### TO DO
Images do not belong in the copy. Retype all the entries below exactly.

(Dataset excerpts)
============================================================
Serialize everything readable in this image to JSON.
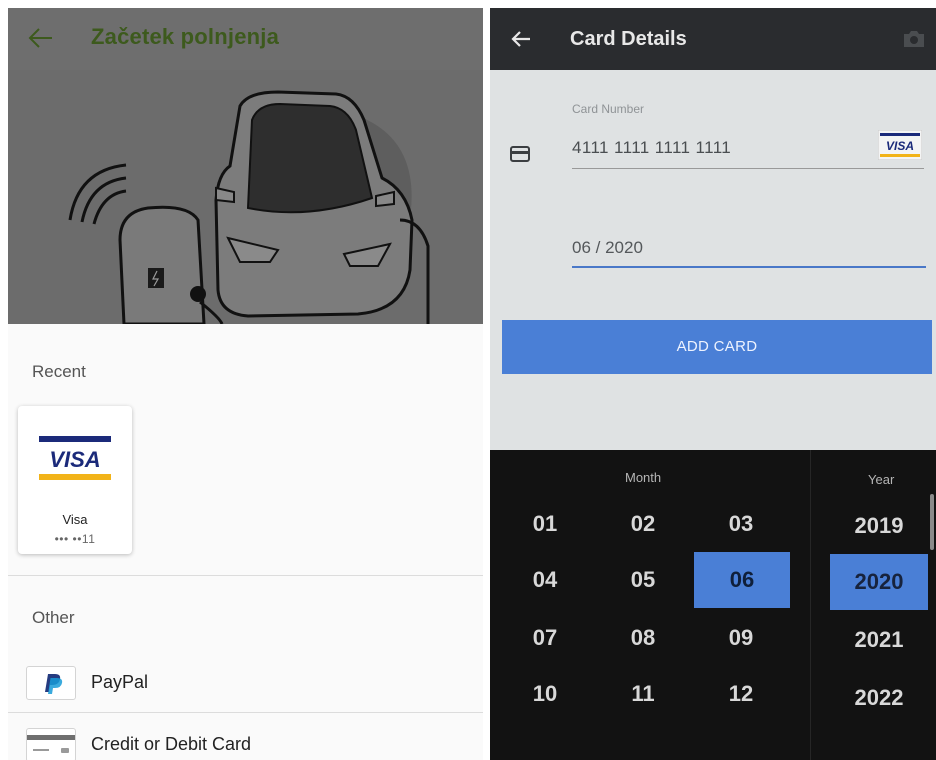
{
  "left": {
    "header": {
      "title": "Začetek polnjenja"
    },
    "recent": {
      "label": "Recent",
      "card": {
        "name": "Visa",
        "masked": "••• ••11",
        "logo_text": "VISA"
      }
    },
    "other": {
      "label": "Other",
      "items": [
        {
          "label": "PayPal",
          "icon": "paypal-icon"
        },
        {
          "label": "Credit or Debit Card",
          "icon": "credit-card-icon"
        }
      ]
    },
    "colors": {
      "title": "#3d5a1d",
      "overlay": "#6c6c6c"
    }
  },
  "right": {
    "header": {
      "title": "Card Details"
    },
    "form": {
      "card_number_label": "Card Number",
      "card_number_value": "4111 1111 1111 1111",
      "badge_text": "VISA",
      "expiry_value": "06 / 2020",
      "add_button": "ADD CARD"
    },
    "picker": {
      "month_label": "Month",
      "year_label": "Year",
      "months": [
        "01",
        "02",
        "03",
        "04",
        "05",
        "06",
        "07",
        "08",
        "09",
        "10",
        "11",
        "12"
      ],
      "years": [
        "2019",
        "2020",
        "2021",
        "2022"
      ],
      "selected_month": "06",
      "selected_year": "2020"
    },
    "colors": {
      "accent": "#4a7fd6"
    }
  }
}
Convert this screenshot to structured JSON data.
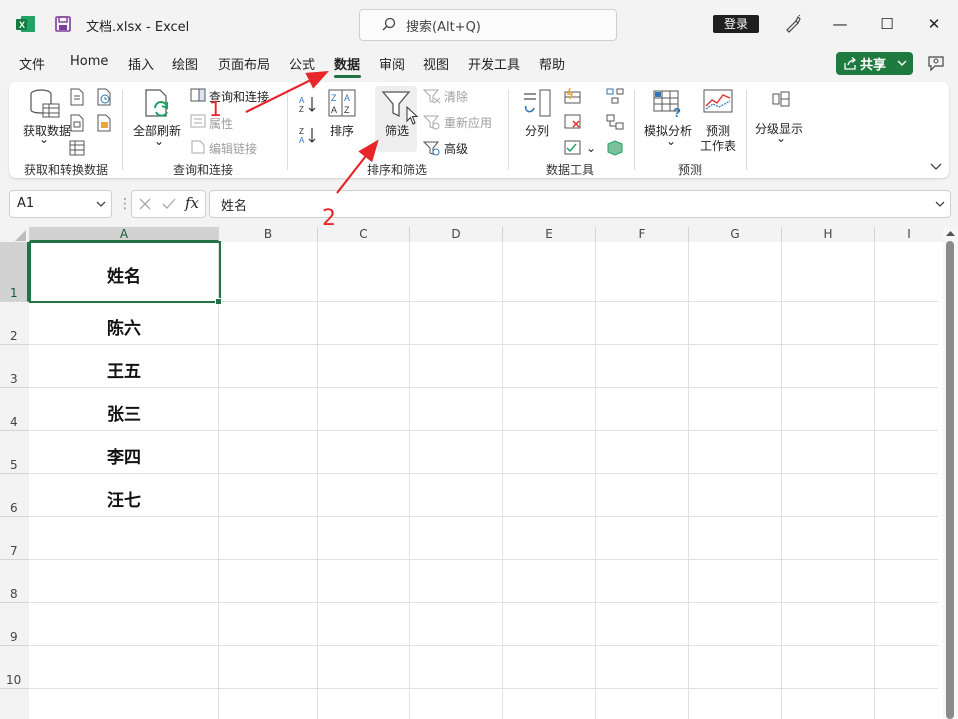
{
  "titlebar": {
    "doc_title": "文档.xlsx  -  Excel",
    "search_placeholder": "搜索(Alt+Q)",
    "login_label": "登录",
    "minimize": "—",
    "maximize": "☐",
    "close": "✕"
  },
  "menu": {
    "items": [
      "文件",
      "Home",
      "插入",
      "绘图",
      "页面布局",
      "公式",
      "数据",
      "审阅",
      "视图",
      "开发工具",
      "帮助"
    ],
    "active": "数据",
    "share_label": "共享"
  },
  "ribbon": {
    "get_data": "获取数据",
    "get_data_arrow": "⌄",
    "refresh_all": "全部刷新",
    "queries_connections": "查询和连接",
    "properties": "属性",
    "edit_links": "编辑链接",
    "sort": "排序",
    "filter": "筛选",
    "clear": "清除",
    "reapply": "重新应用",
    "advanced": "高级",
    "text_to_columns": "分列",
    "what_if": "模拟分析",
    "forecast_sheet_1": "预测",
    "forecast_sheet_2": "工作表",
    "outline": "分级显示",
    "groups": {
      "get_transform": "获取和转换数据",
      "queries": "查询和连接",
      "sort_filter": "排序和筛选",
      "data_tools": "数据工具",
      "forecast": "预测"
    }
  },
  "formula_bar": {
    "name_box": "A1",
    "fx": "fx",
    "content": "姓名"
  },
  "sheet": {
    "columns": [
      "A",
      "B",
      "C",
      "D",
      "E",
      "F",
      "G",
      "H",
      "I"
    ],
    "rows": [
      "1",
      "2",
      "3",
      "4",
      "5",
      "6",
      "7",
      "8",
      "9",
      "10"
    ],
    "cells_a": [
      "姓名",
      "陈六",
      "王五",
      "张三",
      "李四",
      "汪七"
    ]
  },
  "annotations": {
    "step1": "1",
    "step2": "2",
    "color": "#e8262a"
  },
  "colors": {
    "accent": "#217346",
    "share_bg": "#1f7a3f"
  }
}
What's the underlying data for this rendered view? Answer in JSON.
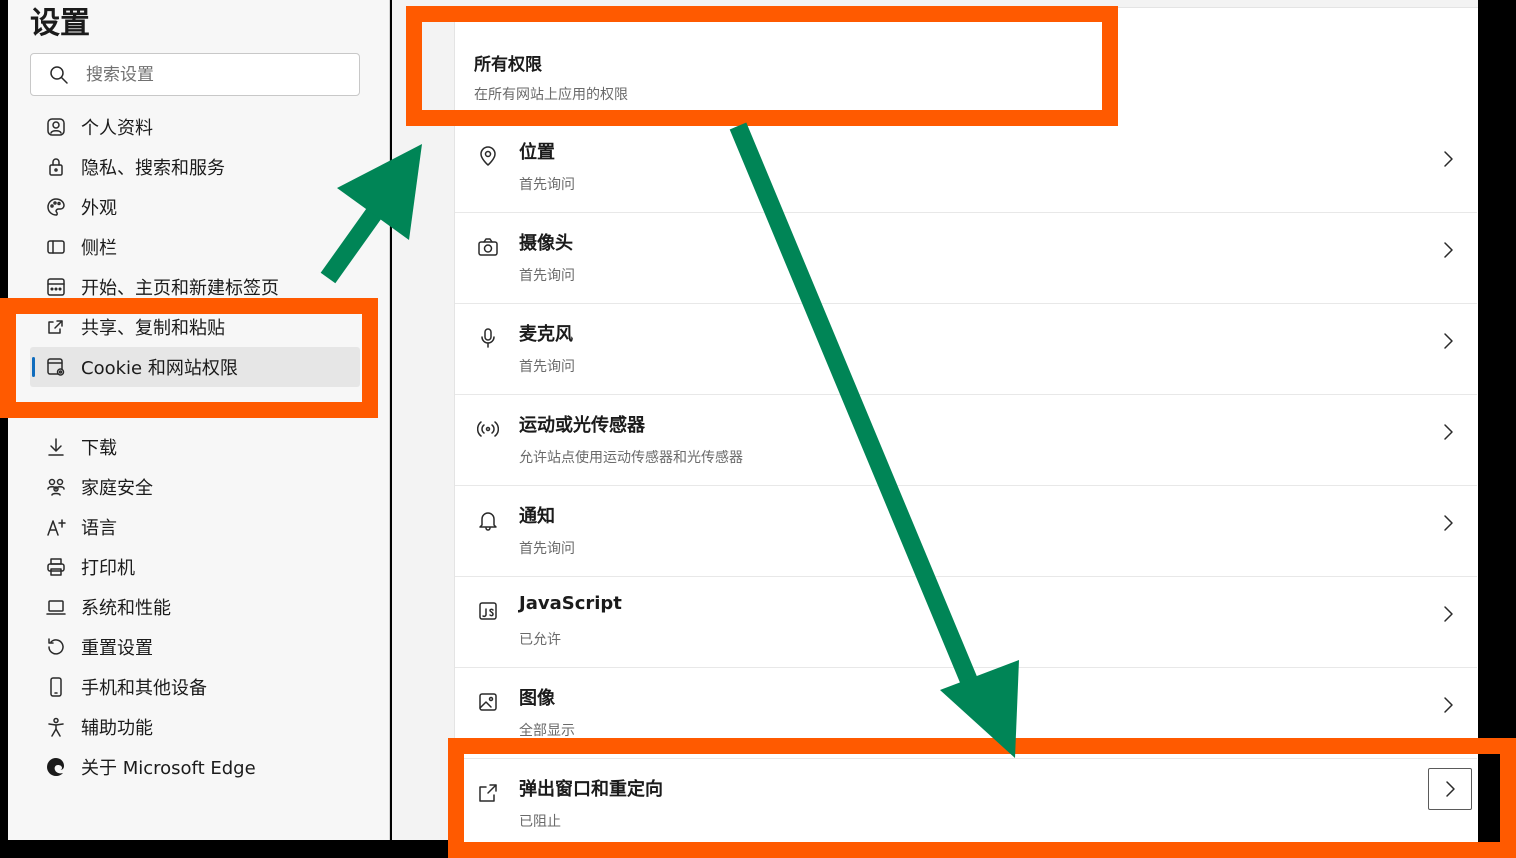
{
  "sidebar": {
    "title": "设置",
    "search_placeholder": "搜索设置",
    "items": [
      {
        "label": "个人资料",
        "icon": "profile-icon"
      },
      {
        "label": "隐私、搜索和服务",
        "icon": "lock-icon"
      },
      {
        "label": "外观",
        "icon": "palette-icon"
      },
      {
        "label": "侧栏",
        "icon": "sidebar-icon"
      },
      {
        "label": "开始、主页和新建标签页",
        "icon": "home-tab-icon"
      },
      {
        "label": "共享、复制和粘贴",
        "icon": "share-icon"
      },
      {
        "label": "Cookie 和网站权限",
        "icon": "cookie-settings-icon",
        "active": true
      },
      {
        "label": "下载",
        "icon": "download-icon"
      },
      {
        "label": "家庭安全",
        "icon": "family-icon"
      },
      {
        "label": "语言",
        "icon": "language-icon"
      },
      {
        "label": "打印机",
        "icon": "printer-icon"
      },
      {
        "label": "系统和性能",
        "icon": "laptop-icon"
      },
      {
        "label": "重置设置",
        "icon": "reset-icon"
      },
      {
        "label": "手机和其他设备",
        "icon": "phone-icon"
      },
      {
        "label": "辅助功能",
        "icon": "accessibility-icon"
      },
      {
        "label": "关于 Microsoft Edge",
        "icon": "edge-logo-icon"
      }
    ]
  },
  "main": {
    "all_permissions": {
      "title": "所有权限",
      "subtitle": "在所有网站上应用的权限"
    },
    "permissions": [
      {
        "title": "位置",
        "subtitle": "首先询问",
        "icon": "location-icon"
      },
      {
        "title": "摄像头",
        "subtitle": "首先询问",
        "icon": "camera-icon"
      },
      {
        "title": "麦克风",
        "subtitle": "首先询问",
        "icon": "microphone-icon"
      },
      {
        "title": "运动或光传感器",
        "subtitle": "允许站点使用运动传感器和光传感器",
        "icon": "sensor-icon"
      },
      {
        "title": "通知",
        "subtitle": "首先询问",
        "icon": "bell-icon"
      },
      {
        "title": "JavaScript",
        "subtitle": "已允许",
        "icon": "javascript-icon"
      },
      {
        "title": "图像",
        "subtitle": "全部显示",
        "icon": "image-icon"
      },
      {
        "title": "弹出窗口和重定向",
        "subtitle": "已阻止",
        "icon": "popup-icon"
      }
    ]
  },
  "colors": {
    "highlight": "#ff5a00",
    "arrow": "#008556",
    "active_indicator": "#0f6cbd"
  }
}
============================================================
### RESULT FOR THIS EXERCISE
Serialize everything readable in this image to JSON.
{
  "left": {
    "header": {
      "title": "Začetek polnjenja"
    },
    "recent": {
      "label": "Recent",
      "card": {
        "name": "Visa",
        "masked": "••• ••11",
        "logo_text": "VISA"
      }
    },
    "other": {
      "label": "Other",
      "items": [
        {
          "label": "PayPal",
          "icon": "paypal-icon"
        },
        {
          "label": "Credit or Debit Card",
          "icon": "credit-card-icon"
        }
      ]
    },
    "colors": {
      "title": "#3d5a1d",
      "overlay": "#6c6c6c"
    }
  },
  "right": {
    "header": {
      "title": "Card Details"
    },
    "form": {
      "card_number_label": "Card Number",
      "card_number_value": "4111 1111 1111 1111",
      "badge_text": "VISA",
      "expiry_value": "06 / 2020",
      "add_button": "ADD CARD"
    },
    "picker": {
      "month_label": "Month",
      "year_label": "Year",
      "months": [
        "01",
        "02",
        "03",
        "04",
        "05",
        "06",
        "07",
        "08",
        "09",
        "10",
        "11",
        "12"
      ],
      "years": [
        "2019",
        "2020",
        "2021",
        "2022"
      ],
      "selected_month": "06",
      "selected_year": "2020"
    },
    "colors": {
      "accent": "#4a7fd6"
    }
  }
}
Convert this screenshot to structured JSON data.
{
  "titlebar": {
    "doc_title": "文档.xlsx  -  Excel",
    "search_placeholder": "搜索(Alt+Q)",
    "login_label": "登录",
    "minimize": "—",
    "maximize": "☐",
    "close": "✕"
  },
  "menu": {
    "items": [
      "文件",
      "Home",
      "插入",
      "绘图",
      "页面布局",
      "公式",
      "数据",
      "审阅",
      "视图",
      "开发工具",
      "帮助"
    ],
    "active": "数据",
    "share_label": "共享"
  },
  "ribbon": {
    "get_data": "获取数据",
    "get_data_arrow": "⌄",
    "refresh_all": "全部刷新",
    "queries_connections": "查询和连接",
    "properties": "属性",
    "edit_links": "编辑链接",
    "sort": "排序",
    "filter": "筛选",
    "clear": "清除",
    "reapply": "重新应用",
    "advanced": "高级",
    "text_to_columns": "分列",
    "what_if": "模拟分析",
    "forecast_sheet_1": "预测",
    "forecast_sheet_2": "工作表",
    "outline": "分级显示",
    "groups": {
      "get_transform": "获取和转换数据",
      "queries": "查询和连接",
      "sort_filter": "排序和筛选",
      "data_tools": "数据工具",
      "forecast": "预测"
    }
  },
  "formula_bar": {
    "name_box": "A1",
    "fx": "fx",
    "content": "姓名"
  },
  "sheet": {
    "columns": [
      "A",
      "B",
      "C",
      "D",
      "E",
      "F",
      "G",
      "H",
      "I"
    ],
    "rows": [
      "1",
      "2",
      "3",
      "4",
      "5",
      "6",
      "7",
      "8",
      "9",
      "10"
    ],
    "cells_a": [
      "姓名",
      "陈六",
      "王五",
      "张三",
      "李四",
      "汪七"
    ]
  },
  "annotations": {
    "step1": "1",
    "step2": "2",
    "color": "#e8262a"
  },
  "colors": {
    "accent": "#217346",
    "share_bg": "#1f7a3f"
  }
}
What's the underlying data for this rendered view? Answer in JSON.
{
  "sidebar": {
    "title": "设置",
    "search_placeholder": "搜索设置",
    "items": [
      {
        "label": "个人资料",
        "icon": "profile-icon"
      },
      {
        "label": "隐私、搜索和服务",
        "icon": "lock-icon"
      },
      {
        "label": "外观",
        "icon": "palette-icon"
      },
      {
        "label": "侧栏",
        "icon": "sidebar-icon"
      },
      {
        "label": "开始、主页和新建标签页",
        "icon": "home-tab-icon"
      },
      {
        "label": "共享、复制和粘贴",
        "icon": "share-icon"
      },
      {
        "label": "Cookie 和网站权限",
        "icon": "cookie-settings-icon",
        "active": true
      },
      {
        "label": "下载",
        "icon": "download-icon"
      },
      {
        "label": "家庭安全",
        "icon": "family-icon"
      },
      {
        "label": "语言",
        "icon": "language-icon"
      },
      {
        "label": "打印机",
        "icon": "printer-icon"
      },
      {
        "label": "系统和性能",
        "icon": "laptop-icon"
      },
      {
        "label": "重置设置",
        "icon": "reset-icon"
      },
      {
        "label": "手机和其他设备",
        "icon": "phone-icon"
      },
      {
        "label": "辅助功能",
        "icon": "accessibility-icon"
      },
      {
        "label": "关于 Microsoft Edge",
        "icon": "edge-logo-icon"
      }
    ]
  },
  "main": {
    "all_permissions": {
      "title": "所有权限",
      "subtitle": "在所有网站上应用的权限"
    },
    "permissions": [
      {
        "title": "位置",
        "subtitle": "首先询问",
        "icon": "location-icon"
      },
      {
        "title": "摄像头",
        "subtitle": "首先询问",
        "icon": "camera-icon"
      },
      {
        "title": "麦克风",
        "subtitle": "首先询问",
        "icon": "microphone-icon"
      },
      {
        "title": "运动或光传感器",
        "subtitle": "允许站点使用运动传感器和光传感器",
        "icon": "sensor-icon"
      },
      {
        "title": "通知",
        "subtitle": "首先询问",
        "icon": "bell-icon"
      },
      {
        "title": "JavaScript",
        "subtitle": "已允许",
        "icon": "javascript-icon"
      },
      {
        "title": "图像",
        "subtitle": "全部显示",
        "icon": "image-icon"
      },
      {
        "title": "弹出窗口和重定向",
        "subtitle": "已阻止",
        "icon": "popup-icon"
      }
    ]
  },
  "colors": {
    "highlight": "#ff5a00",
    "arrow": "#008556",
    "active_indicator": "#0f6cbd"
  }
}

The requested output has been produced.